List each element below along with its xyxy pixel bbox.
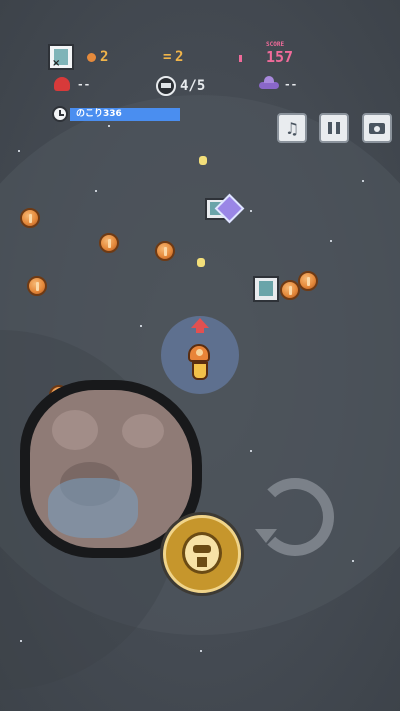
ufo-count: -- xyxy=(284,78,298,91)
star xyxy=(330,240,332,242)
coin[interactable] xyxy=(280,280,300,300)
game-stage[interactable]: × 2 = 2 SCORE 157 -- 4/5 -- のこり336 ♫ xyxy=(0,0,400,711)
star xyxy=(250,210,252,212)
pause-icon xyxy=(328,122,340,134)
crew-count: 4/5 xyxy=(180,78,206,94)
star xyxy=(108,125,110,127)
score-marker-icon xyxy=(239,55,242,62)
yellow-pickup xyxy=(197,258,205,267)
kill-counter-icon: = xyxy=(163,49,172,65)
yellow-pickup xyxy=(199,156,207,165)
pause-button[interactable] xyxy=(319,113,349,143)
coin[interactable] xyxy=(298,271,318,291)
jump-action-button[interactable] xyxy=(163,515,241,593)
star xyxy=(352,560,354,562)
crew-helmet-icon xyxy=(156,76,176,96)
coin-counter-value: 2 xyxy=(100,49,109,65)
coin-counter-icon xyxy=(87,53,96,62)
up-arrow-stem xyxy=(196,327,204,333)
time-remaining-bar: のこり336 xyxy=(70,108,180,121)
floating-item-card xyxy=(253,276,279,302)
rotate-arrow-icon xyxy=(255,529,277,543)
score-label: SCORE xyxy=(266,41,285,48)
coin[interactable] xyxy=(99,233,119,253)
star xyxy=(95,190,97,192)
star xyxy=(200,650,202,652)
ufo-icon xyxy=(259,76,279,89)
rotate-button[interactable] xyxy=(255,478,334,556)
red-enemy-icon xyxy=(54,77,70,91)
star xyxy=(20,640,22,642)
time-remaining-label: のこり336 xyxy=(76,109,122,119)
item-card-icon: × xyxy=(48,44,74,70)
astronaut-emblem-icon xyxy=(182,532,222,574)
music-button[interactable]: ♫ xyxy=(277,113,307,143)
coin[interactable] xyxy=(27,276,47,296)
player-astronaut[interactable] xyxy=(188,344,210,362)
kill-counter-value: 2 xyxy=(175,49,184,65)
camera-button[interactable] xyxy=(362,113,392,143)
music-note-icon: ♫ xyxy=(284,118,300,138)
red-enemy-count: -- xyxy=(77,78,91,91)
player-body xyxy=(192,362,208,380)
asteroid xyxy=(30,390,192,548)
score-value: 157 xyxy=(266,48,294,66)
coin[interactable] xyxy=(155,241,175,261)
star xyxy=(140,325,142,327)
coin[interactable] xyxy=(20,208,40,228)
star xyxy=(362,180,364,182)
clock-icon xyxy=(52,106,68,122)
star xyxy=(18,150,20,152)
camera-icon xyxy=(369,122,385,134)
star xyxy=(250,450,252,452)
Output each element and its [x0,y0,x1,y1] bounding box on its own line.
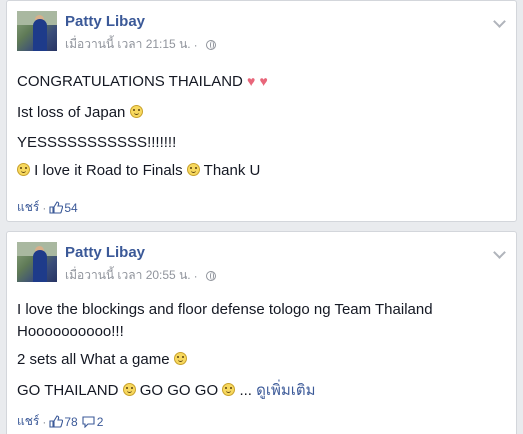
:::::
Welche Zeilen stehen in den Daten von der Zeile mit „ufo-count: -- xyxy=(284,78,298,91)“ bis hinunter zur Zeile mit „up-arrow-stem xyxy=(196,327,204,333)“? Gib sie einschließlich beider Enden unverändert aus.

ufo-count: -- xyxy=(284,78,298,91)
star xyxy=(330,240,332,242)
coin[interactable] xyxy=(280,280,300,300)
game-stage[interactable]: × 2 = 2 SCORE 157 -- 4/5 -- のこり336 ♫ xyxy=(0,0,400,711)
star xyxy=(250,210,252,212)
pause-icon xyxy=(328,122,340,134)
crew-count: 4/5 xyxy=(180,78,206,94)
star xyxy=(108,125,110,127)
score-marker-icon xyxy=(239,55,242,62)
yellow-pickup xyxy=(197,258,205,267)
kill-counter-icon: = xyxy=(163,49,172,65)
yellow-pickup xyxy=(199,156,207,165)
pause-button[interactable] xyxy=(319,113,349,143)
coin[interactable] xyxy=(298,271,318,291)
jump-action-button[interactable] xyxy=(163,515,241,593)
star xyxy=(352,560,354,562)
crew-helmet-icon xyxy=(156,76,176,96)
coin-counter-value: 2 xyxy=(100,49,109,65)
coin-counter-icon xyxy=(87,53,96,62)
up-arrow-stem xyxy=(196,327,204,333)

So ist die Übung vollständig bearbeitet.